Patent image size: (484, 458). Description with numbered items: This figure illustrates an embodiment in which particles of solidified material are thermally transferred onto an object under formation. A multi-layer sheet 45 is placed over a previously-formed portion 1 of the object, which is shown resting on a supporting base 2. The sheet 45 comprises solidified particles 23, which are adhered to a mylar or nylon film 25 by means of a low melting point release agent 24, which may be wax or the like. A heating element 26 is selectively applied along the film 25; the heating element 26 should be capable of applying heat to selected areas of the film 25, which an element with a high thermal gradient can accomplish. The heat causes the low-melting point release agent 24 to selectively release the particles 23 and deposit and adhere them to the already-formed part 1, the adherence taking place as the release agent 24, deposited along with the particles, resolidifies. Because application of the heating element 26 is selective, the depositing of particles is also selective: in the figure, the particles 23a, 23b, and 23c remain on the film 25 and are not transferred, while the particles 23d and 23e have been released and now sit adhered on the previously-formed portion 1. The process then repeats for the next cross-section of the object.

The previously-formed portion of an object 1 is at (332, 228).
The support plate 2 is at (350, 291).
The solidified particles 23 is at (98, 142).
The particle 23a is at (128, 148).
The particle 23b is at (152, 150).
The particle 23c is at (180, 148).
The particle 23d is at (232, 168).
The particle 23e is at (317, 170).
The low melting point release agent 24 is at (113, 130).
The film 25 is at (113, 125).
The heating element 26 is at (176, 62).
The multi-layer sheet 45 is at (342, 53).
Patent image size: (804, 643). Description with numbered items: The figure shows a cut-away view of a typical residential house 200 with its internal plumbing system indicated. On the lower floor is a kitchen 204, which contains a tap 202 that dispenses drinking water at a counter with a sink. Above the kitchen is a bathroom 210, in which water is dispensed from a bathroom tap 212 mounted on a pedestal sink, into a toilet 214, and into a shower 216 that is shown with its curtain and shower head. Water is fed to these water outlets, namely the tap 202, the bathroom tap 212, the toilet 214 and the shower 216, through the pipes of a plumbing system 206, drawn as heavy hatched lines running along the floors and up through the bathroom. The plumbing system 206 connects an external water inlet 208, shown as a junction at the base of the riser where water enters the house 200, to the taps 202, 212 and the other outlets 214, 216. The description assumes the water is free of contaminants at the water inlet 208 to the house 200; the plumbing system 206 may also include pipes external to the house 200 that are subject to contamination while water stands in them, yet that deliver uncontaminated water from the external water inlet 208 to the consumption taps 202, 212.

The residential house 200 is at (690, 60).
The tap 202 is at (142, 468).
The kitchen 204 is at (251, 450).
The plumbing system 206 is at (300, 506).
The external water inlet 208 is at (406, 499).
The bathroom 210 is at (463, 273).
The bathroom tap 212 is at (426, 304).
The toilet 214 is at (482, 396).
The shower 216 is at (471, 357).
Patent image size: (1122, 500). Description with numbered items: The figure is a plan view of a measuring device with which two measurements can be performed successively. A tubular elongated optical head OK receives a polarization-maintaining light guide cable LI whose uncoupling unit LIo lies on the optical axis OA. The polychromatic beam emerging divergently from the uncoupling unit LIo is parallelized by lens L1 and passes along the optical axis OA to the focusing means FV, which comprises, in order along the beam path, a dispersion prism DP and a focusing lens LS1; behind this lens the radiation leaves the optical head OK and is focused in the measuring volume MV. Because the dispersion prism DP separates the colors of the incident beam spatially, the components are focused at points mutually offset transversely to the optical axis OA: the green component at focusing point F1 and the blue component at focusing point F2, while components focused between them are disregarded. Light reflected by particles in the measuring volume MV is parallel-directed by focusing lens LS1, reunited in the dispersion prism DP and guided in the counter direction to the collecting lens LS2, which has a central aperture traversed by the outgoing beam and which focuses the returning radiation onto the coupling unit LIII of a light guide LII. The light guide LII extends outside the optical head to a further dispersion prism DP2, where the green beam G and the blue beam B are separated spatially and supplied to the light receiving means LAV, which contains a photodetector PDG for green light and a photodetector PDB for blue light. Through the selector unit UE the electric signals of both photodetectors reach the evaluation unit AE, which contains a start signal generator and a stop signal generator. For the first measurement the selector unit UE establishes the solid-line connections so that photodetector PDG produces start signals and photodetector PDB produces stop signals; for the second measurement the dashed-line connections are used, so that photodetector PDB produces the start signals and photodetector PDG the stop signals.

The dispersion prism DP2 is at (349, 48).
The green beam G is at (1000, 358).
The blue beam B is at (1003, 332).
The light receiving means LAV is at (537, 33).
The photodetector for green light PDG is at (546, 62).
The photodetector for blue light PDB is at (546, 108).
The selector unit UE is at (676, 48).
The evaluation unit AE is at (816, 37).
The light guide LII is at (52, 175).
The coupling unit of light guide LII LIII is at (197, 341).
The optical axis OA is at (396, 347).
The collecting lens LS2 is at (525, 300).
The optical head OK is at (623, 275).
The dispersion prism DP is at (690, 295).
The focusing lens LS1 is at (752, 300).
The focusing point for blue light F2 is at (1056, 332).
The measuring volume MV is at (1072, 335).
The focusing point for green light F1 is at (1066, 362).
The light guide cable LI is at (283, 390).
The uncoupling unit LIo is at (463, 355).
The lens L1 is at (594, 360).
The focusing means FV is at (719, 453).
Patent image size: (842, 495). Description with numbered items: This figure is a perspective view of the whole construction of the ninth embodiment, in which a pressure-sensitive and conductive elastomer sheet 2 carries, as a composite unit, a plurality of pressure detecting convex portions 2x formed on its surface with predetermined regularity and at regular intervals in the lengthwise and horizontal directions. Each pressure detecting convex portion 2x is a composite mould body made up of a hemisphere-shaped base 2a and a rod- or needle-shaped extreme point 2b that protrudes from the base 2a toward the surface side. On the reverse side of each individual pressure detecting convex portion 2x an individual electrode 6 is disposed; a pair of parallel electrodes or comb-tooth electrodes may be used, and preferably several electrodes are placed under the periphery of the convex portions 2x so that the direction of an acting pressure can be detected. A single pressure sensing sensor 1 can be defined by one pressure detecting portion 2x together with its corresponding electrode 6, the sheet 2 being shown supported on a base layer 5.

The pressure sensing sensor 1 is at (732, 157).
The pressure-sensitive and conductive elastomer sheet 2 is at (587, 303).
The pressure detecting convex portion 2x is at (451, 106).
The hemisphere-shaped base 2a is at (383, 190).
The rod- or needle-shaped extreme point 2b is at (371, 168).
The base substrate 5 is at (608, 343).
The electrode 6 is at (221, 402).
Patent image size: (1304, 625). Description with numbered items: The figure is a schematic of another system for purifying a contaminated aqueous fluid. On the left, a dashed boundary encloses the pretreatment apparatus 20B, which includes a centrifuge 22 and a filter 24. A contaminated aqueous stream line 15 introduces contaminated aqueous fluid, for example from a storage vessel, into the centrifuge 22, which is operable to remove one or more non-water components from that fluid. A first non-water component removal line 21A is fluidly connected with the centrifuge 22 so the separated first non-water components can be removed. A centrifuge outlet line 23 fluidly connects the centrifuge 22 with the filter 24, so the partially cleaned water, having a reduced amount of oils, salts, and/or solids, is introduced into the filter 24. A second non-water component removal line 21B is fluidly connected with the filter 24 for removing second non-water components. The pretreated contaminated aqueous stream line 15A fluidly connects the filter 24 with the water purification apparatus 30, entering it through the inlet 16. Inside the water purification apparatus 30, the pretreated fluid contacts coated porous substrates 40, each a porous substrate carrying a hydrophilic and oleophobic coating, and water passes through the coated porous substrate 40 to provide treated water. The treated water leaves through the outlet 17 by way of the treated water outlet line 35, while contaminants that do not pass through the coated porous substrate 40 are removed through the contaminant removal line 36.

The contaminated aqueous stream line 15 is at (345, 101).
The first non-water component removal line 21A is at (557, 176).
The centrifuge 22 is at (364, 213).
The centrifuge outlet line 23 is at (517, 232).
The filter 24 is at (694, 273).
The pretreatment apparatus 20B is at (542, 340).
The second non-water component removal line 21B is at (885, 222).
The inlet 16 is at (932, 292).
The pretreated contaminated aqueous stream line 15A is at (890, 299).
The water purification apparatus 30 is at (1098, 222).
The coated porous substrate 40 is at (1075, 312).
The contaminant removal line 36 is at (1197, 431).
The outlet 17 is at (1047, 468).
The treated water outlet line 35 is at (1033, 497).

Directive
Reproduce the items verbatim, from their first line through the line containing "The previously-formed portion of", with that line included.

Written solution
Patent image size: (484, 458). Description with numbered items: This figure illustrates an embodiment in which particles of solidified material are thermally transferred onto an object under formation. A multi-layer sheet 45 is placed over a previously-formed portion 1 of the object, which is shown resting on a supporting base 2. The sheet 45 comprises solidified particles 23, which are adhered to a mylar or nylon film 25 by means of a low melting point release agent 24, which may be wax or the like. A heating element 26 is selectively applied along the film 25; the heating element 26 should be capable of applying heat to selected areas of the film 25, which an element with a high thermal gradient can accomplish. The heat causes the low-melting point release agent 24 to selectively release the particles 23 and deposit and adhere them to the already-formed part 1, the adherence taking place as the release agent 24, deposited along with the particles, resolidifies. Because application of the heating element 26 is selective, the depositing of particles is also selective: in the figure, the particles 23a, 23b, and 23c remain on the film 25 and are not transferred, while the particles 23d and 23e have been released and now sit adhered on the previously-formed portion 1. The process then repeats for the next cross-section of the object.

The previously-formed portion of an object 1 is at (332, 228).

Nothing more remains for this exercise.